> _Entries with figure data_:
------

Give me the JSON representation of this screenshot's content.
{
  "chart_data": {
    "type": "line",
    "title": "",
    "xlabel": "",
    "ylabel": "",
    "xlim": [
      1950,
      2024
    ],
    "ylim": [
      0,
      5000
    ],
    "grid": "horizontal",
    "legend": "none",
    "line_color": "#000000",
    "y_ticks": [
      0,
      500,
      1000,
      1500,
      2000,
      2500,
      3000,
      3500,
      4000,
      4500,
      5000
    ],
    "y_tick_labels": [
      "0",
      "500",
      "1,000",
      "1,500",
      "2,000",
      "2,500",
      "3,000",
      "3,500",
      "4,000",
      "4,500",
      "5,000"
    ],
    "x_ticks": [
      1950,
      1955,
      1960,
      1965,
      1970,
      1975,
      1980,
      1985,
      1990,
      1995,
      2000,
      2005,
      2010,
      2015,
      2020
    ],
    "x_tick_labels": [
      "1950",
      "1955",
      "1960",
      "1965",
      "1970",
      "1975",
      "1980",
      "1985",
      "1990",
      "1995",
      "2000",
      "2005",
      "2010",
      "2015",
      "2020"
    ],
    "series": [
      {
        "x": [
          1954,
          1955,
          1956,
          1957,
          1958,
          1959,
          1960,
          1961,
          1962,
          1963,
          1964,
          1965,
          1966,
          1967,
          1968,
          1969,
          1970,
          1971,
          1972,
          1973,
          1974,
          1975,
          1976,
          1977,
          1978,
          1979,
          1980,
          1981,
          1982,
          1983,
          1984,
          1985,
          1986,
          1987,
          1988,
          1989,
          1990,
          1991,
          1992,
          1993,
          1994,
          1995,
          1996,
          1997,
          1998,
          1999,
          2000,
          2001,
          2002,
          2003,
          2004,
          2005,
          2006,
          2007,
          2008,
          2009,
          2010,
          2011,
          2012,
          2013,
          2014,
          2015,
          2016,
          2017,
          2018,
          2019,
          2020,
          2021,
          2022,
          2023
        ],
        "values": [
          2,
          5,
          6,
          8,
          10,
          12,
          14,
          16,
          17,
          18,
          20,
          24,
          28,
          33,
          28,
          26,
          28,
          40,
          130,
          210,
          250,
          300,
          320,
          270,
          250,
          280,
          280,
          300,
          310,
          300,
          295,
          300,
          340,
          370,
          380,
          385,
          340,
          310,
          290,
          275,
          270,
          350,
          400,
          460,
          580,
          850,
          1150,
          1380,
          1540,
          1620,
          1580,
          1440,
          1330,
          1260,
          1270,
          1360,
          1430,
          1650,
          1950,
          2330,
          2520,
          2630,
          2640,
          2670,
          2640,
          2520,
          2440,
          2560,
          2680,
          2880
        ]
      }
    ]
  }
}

------

> _Task details_: Reproduce the entries above exactly.

> _Output_:
Give me the JSON representation of this screenshot's content.
{
  "chart_data": {
    "type": "line",
    "title": "",
    "xlabel": "",
    "ylabel": "",
    "xlim": [
      1950,
      2024
    ],
    "ylim": [
      0,
      5000
    ],
    "grid": "horizontal",
    "legend": "none",
    "line_color": "#000000",
    "y_ticks": [
      0,
      500,
      1000,
      1500,
      2000,
      2500,
      3000,
      3500,
      4000,
      4500,
      5000
    ],
    "y_tick_labels": [
      "0",
      "500",
      "1,000",
      "1,500",
      "2,000",
      "2,500",
      "3,000",
      "3,500",
      "4,000",
      "4,500",
      "5,000"
    ],
    "x_ticks": [
      1950,
      1955,
      1960,
      1965,
      1970,
      1975,
      1980,
      1985,
      1990,
      1995,
      2000,
      2005,
      2010,
      2015,
      2020
    ],
    "x_tick_labels": [
      "1950",
      "1955",
      "1960",
      "1965",
      "1970",
      "1975",
      "1980",
      "1985",
      "1990",
      "1995",
      "2000",
      "2005",
      "2010",
      "2015",
      "2020"
    ],
    "series": [
      {
        "x": [
          1954,
          1955,
          1956,
          1957,
          1958,
          1959,
          1960,
          1961,
          1962,
          1963,
          1964,
          1965,
          1966,
          1967,
          1968,
          1969,
          1970,
          1971,
          1972,
          1973,
          1974,
          1975,
          1976,
          1977,
          1978,
          1979,
          1980,
          1981,
          1982,
          1983,
          1984,
          1985,
          1986,
          1987,
          1988,
          1989,
          1990,
          1991,
          1992,
          1993,
          1994,
          1995,
          1996,
          1997,
          1998,
          1999,
          2000,
          2001,
          2002,
          2003,
          2004,
          2005,
          2006,
          2007,
          2008,
          2009,
          2010,
          2011,
          2012,
          2013,
          2014,
          2015,
          2016,
          2017,
          2018,
          2019,
          2020,
          2021,
          2022,
          2023
        ],
        "values": [
          2,
          5,
          6,
          8,
          10,
          12,
          14,
          16,
          17,
          18,
          20,
          24,
          28,
          33,
          28,
          26,
          28,
          40,
          130,
          210,
          250,
          300,
          320,
          270,
          250,
          280,
          280,
          300,
          310,
          300,
          295,
          300,
          340,
          370,
          380,
          385,
          340,
          310,
          290,
          275,
          270,
          350,
          400,
          460,
          580,
          850,
          1150,
          1380,
          1540,
          1620,
          1580,
          1440,
          1330,
          1260,
          1270,
          1360,
          1430,
          1650,
          1950,
          2330,
          2520,
          2630,
          2640,
          2670,
          2640,
          2520,
          2440,
          2560,
          2680,
          2880
        ]
      }
    ]
  }
}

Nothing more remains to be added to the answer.